Given exercise -
Repeat every line of the material, character for character.

Records for processing -
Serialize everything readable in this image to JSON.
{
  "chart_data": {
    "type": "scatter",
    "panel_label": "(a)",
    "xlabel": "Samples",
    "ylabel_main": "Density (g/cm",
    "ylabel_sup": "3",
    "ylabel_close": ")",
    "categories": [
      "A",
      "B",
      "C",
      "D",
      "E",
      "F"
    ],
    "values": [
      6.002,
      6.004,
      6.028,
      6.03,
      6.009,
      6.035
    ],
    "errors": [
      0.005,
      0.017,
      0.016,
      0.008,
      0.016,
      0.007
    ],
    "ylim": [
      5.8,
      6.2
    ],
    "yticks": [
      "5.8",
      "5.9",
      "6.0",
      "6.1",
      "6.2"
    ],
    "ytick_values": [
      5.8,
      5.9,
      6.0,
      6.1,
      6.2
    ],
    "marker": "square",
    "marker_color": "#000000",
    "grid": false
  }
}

Correct answer -
Serialize everything readable in this image to JSON.
{
  "chart_data": {
    "type": "scatter",
    "panel_label": "(a)",
    "xlabel": "Samples",
    "ylabel_main": "Density (g/cm",
    "ylabel_sup": "3",
    "ylabel_close": ")",
    "categories": [
      "A",
      "B",
      "C",
      "D",
      "E",
      "F"
    ],
    "values": [
      6.002,
      6.004,
      6.028,
      6.03,
      6.009,
      6.035
    ],
    "errors": [
      0.005,
      0.017,
      0.016,
      0.008,
      0.016,
      0.007
    ],
    "ylim": [
      5.8,
      6.2
    ],
    "yticks": [
      "5.8",
      "5.9",
      "6.0",
      "6.1",
      "6.2"
    ],
    "ytick_values": [
      5.8,
      5.9,
      6.0,
      6.1,
      6.2
    ],
    "marker": "square",
    "marker_color": "#000000",
    "grid": false
  }
}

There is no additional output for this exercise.